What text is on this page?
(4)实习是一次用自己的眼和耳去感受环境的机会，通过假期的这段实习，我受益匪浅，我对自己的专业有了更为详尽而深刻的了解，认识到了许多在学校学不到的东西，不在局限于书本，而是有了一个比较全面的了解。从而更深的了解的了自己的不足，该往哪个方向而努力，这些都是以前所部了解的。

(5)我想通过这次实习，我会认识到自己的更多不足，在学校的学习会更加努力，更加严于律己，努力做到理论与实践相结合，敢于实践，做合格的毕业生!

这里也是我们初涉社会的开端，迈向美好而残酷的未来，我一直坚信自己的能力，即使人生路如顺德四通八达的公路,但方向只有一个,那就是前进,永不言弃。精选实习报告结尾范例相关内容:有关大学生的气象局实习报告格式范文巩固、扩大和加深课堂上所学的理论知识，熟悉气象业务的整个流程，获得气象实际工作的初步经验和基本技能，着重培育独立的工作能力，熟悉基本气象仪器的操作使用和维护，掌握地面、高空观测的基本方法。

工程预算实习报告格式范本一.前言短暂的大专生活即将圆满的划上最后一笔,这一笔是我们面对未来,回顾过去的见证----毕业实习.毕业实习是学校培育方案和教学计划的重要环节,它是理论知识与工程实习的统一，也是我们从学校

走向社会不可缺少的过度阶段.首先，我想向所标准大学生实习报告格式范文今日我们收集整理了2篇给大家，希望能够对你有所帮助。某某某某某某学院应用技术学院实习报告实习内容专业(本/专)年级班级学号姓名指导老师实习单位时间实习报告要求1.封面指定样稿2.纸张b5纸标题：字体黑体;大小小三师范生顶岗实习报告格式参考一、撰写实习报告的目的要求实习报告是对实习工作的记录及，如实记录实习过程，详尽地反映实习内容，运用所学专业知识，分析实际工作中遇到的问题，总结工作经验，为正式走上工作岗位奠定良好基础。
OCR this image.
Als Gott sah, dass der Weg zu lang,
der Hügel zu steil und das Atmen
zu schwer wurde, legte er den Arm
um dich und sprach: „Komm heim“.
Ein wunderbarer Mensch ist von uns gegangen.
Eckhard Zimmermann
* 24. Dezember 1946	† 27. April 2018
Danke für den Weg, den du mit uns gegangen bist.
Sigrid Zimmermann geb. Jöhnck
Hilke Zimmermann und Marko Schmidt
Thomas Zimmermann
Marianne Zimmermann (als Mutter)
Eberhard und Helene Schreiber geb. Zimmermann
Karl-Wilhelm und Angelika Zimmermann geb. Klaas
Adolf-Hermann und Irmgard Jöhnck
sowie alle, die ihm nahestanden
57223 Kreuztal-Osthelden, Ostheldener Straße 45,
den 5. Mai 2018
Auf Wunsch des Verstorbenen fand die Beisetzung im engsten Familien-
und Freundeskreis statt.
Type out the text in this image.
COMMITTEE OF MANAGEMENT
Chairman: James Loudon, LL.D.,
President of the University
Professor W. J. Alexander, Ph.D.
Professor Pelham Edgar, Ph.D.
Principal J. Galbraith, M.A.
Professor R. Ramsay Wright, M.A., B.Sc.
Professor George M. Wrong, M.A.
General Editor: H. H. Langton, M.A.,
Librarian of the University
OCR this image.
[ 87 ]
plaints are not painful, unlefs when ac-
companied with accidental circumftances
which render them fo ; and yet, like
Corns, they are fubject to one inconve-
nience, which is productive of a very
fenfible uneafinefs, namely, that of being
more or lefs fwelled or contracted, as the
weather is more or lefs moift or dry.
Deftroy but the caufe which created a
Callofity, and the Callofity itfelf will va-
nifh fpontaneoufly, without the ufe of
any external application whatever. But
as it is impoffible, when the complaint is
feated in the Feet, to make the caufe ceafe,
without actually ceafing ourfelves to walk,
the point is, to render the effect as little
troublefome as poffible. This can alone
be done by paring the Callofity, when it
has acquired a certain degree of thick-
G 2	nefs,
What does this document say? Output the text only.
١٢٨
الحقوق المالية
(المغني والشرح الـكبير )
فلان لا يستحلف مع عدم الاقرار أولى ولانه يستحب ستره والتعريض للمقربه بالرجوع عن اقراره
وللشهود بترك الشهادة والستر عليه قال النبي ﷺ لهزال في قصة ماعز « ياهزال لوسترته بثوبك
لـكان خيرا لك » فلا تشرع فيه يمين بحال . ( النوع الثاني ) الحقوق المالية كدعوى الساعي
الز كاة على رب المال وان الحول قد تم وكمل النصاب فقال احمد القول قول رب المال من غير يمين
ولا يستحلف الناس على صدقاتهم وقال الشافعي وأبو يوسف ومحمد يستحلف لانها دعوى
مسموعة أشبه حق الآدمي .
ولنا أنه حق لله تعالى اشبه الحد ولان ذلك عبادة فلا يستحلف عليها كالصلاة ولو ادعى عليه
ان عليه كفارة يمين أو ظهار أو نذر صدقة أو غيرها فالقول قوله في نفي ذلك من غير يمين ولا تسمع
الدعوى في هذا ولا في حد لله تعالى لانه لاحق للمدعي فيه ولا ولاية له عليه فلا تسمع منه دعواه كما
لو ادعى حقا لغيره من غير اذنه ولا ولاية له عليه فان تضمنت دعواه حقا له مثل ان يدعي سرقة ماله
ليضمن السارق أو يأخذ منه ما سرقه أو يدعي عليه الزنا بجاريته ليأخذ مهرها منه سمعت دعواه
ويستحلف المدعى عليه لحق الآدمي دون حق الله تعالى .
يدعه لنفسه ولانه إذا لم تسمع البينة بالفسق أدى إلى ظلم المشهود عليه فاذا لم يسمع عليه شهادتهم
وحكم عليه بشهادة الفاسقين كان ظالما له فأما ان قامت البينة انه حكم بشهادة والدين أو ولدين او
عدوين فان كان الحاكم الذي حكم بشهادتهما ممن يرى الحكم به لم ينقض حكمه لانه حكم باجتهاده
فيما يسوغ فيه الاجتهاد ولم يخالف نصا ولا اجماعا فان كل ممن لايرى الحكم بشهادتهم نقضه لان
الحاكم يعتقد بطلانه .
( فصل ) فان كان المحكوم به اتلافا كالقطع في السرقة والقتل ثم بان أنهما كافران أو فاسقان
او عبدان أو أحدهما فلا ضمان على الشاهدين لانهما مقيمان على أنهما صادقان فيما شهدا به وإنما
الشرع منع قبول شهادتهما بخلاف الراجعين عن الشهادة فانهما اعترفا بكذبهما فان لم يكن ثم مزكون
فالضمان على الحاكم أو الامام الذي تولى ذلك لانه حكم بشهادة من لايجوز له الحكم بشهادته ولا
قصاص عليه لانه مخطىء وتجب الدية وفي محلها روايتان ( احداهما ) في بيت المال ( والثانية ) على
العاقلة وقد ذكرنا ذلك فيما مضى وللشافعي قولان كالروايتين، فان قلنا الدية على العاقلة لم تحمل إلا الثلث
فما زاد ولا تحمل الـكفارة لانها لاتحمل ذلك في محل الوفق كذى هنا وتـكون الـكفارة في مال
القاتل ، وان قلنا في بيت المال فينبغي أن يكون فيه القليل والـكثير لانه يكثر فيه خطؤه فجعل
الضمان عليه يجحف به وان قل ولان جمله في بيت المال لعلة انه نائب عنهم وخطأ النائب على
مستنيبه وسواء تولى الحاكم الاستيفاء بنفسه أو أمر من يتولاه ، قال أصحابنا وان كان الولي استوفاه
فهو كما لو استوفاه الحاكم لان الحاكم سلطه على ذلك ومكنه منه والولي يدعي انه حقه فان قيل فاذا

[Direction]
Each entry above is to be quoted exactly.

[Response to the task]
What text is on this page?
(4)实习是一次用自己的眼和耳去感受环境的机会，通过假期的这段实习，我受益匪浅，我对自己的专业有了更为详尽而深刻的了解，认识到了许多在学校学不到的东西，不在局限于书本，而是有了一个比较全面的了解。从而更深的了解的了自己的不足，该往哪个方向而努力，这些都是以前所部了解的。

(5)我想通过这次实习，我会认识到自己的更多不足，在学校的学习会更加努力，更加严于律己，努力做到理论与实践相结合，敢于实践，做合格的毕业生!

这里也是我们初涉社会的开端，迈向美好而残酷的未来，我一直坚信自己的能力，即使人生路如顺德四通八达的公路,但方向只有一个,那就是前进,永不言弃。精选实习报告结尾范例相关内容:有关大学生的气象局实习报告格式范文巩固、扩大和加深课堂上所学的理论知识，熟悉气象业务的整个流程，获得气象实际工作的初步经验和基本技能，着重培育独立的工作能力，熟悉基本气象仪器的操作使用和维护，掌握地面、高空观测的基本方法。

工程预算实习报告格式范本一.前言短暂的大专生活即将圆满的划上最后一笔,这一笔是我们面对未来,回顾过去的见证----毕业实习.毕业实习是学校培育方案和教学计划的重要环节,它是理论知识与工程实习的统一，也是我们从学校

走向社会不可缺少的过度阶段.首先，我想向所标准大学生实习报告格式范文今日我们收集整理了2篇给大家，希望能够对你有所帮助。某某某某某某学院应用技术学院实习报告实习内容专业(本/专)年级班级学号姓名指导老师实习单位时间实习报告要求1.封面指定样稿2.纸张b5纸标题：字体黑体;大小小三师范生顶岗实习报告格式参考一、撰写实习报告的目的要求实习报告是对实习工作的记录及，如实记录实习过程，详尽地反映实习内容，运用所学专业知识，分析实际工作中遇到的问题，总结工作经验，为正式走上工作岗位奠定良好基础。
OCR this image.
Als Gott sah, dass der Weg zu lang,
der Hügel zu steil und das Atmen
zu schwer wurde, legte er den Arm
um dich und sprach: „Komm heim“.
Ein wunderbarer Mensch ist von uns gegangen.
Eckhard Zimmermann
* 24. Dezember 1946	† 27. April 2018
Danke für den Weg, den du mit uns gegangen bist.
Sigrid Zimmermann geb. Jöhnck
Hilke Zimmermann und Marko Schmidt
Thomas Zimmermann
Marianne Zimmermann (als Mutter)
Eberhard und Helene Schreiber geb. Zimmermann
Karl-Wilhelm und Angelika Zimmermann geb. Klaas
Adolf-Hermann und Irmgard Jöhnck
sowie alle, die ihm nahestanden
57223 Kreuztal-Osthelden, Ostheldener Straße 45,
den 5. Mai 2018
Auf Wunsch des Verstorbenen fand die Beisetzung im engsten Familien-
und Freundeskreis statt.
Type out the text in this image.
COMMITTEE OF MANAGEMENT
Chairman: James Loudon, LL.D.,
President of the University
Professor W. J. Alexander, Ph.D.
Professor Pelham Edgar, Ph.D.
Principal J. Galbraith, M.A.
Professor R. Ramsay Wright, M.A., B.Sc.
Professor George M. Wrong, M.A.
General Editor: H. H. Langton, M.A.,
Librarian of the University
OCR this image.
[ 87 ]
plaints are not painful, unlefs when ac-
companied with accidental circumftances
which render them fo ; and yet, like
Corns, they are fubject to one inconve-
nience, which is productive of a very
fenfible uneafinefs, namely, that of being
more or lefs fwelled or contracted, as the
weather is more or lefs moift or dry.
Deftroy but the caufe which created a
Callofity, and the Callofity itfelf will va-
nifh fpontaneoufly, without the ufe of
any external application whatever. But
as it is impoffible, when the complaint is
feated in the Feet, to make the caufe ceafe,
without actually ceafing ourfelves to walk,
the point is, to render the effect as little
troublefome as poffible. This can alone
be done by paring the Callofity, when it
has acquired a certain degree of thick-
G 2	nefs,
What does this document say? Output the text only.
١٢٨
الحقوق المالية
(المغني والشرح الـكبير )
فلان لا يستحلف مع عدم الاقرار أولى ولانه يستحب ستره والتعريض للمقربه بالرجوع عن اقراره
وللشهود بترك الشهادة والستر عليه قال النبي ﷺ لهزال في قصة ماعز « ياهزال لوسترته بثوبك
لـكان خيرا لك » فلا تشرع فيه يمين بحال . ( النوع الثاني ) الحقوق المالية كدعوى الساعي
الز كاة على رب المال وان الحول قد تم وكمل النصاب فقال احمد القول قول رب المال من غير يمين
ولا يستحلف الناس على صدقاتهم وقال الشافعي وأبو يوسف ومحمد يستحلف لانها دعوى
مسموعة أشبه حق الآدمي .
ولنا أنه حق لله تعالى اشبه الحد ولان ذلك عبادة فلا يستحلف عليها كالصلاة ولو ادعى عليه
ان عليه كفارة يمين أو ظهار أو نذر صدقة أو غيرها فالقول قوله في نفي ذلك من غير يمين ولا تسمع
الدعوى في هذا ولا في حد لله تعالى لانه لاحق للمدعي فيه ولا ولاية له عليه فلا تسمع منه دعواه كما
لو ادعى حقا لغيره من غير اذنه ولا ولاية له عليه فان تضمنت دعواه حقا له مثل ان يدعي سرقة ماله
ليضمن السارق أو يأخذ منه ما سرقه أو يدعي عليه الزنا بجاريته ليأخذ مهرها منه سمعت دعواه
ويستحلف المدعى عليه لحق الآدمي دون حق الله تعالى .
يدعه لنفسه ولانه إذا لم تسمع البينة بالفسق أدى إلى ظلم المشهود عليه فاذا لم يسمع عليه شهادتهم
وحكم عليه بشهادة الفاسقين كان ظالما له فأما ان قامت البينة انه حكم بشهادة والدين أو ولدين او
عدوين فان كان الحاكم الذي حكم بشهادتهما ممن يرى الحكم به لم ينقض حكمه لانه حكم باجتهاده
فيما يسوغ فيه الاجتهاد ولم يخالف نصا ولا اجماعا فان كل ممن لايرى الحكم بشهادتهم نقضه لان
الحاكم يعتقد بطلانه .
( فصل ) فان كان المحكوم به اتلافا كالقطع في السرقة والقتل ثم بان أنهما كافران أو فاسقان
او عبدان أو أحدهما فلا ضمان على الشاهدين لانهما مقيمان على أنهما صادقان فيما شهدا به وإنما
الشرع منع قبول شهادتهما بخلاف الراجعين عن الشهادة فانهما اعترفا بكذبهما فان لم يكن ثم مزكون
فالضمان على الحاكم أو الامام الذي تولى ذلك لانه حكم بشهادة من لايجوز له الحكم بشهادته ولا
قصاص عليه لانه مخطىء وتجب الدية وفي محلها روايتان ( احداهما ) في بيت المال ( والثانية ) على
العاقلة وقد ذكرنا ذلك فيما مضى وللشافعي قولان كالروايتين، فان قلنا الدية على العاقلة لم تحمل إلا الثلث
فما زاد ولا تحمل الـكفارة لانها لاتحمل ذلك في محل الوفق كذى هنا وتـكون الـكفارة في مال
القاتل ، وان قلنا في بيت المال فينبغي أن يكون فيه القليل والـكثير لانه يكثر فيه خطؤه فجعل
الضمان عليه يجحف به وان قل ولان جمله في بيت المال لعلة انه نائب عنهم وخطأ النائب على
مستنيبه وسواء تولى الحاكم الاستيفاء بنفسه أو أمر من يتولاه ، قال أصحابنا وان كان الولي استوفاه
فهو كما لو استوفاه الحاكم لان الحاكم سلطه على ذلك ومكنه منه والولي يدعي انه حقه فان قيل فاذا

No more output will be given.